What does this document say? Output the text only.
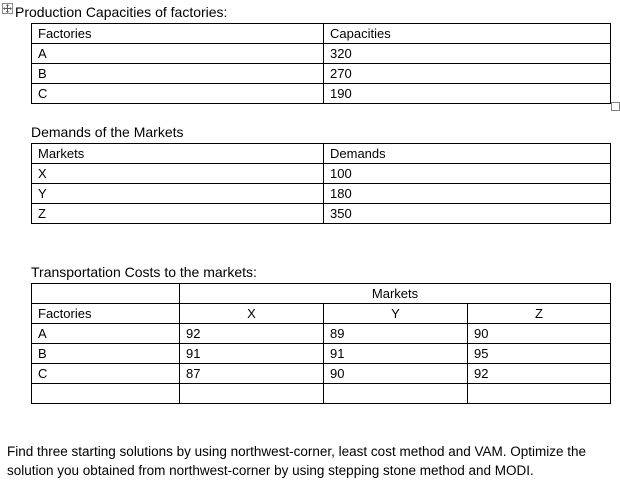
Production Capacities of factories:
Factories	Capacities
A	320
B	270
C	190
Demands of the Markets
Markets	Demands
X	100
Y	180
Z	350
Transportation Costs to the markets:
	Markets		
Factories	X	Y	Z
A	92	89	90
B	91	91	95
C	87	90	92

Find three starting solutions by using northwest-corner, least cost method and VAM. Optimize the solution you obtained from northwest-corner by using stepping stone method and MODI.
· · ·
» **The exercise**
Leave out the pictures, and give all the records again exactly.

» **Task answer**
What does this document say? Output the text only.
Production Capacities of factories:
Factories	Capacities
A	320
B	270
C	190
Demands of the Markets
Markets	Demands
X	100
Y	180
Z	350
Transportation Costs to the markets:
	Markets		
Factories	X	Y	Z
A	92	89	90
B	91	91	95
C	87	90	92

Find three starting solutions by using northwest-corner, least cost method and VAM. Optimize the solution you obtained from northwest-corner by using stepping stone method and MODI.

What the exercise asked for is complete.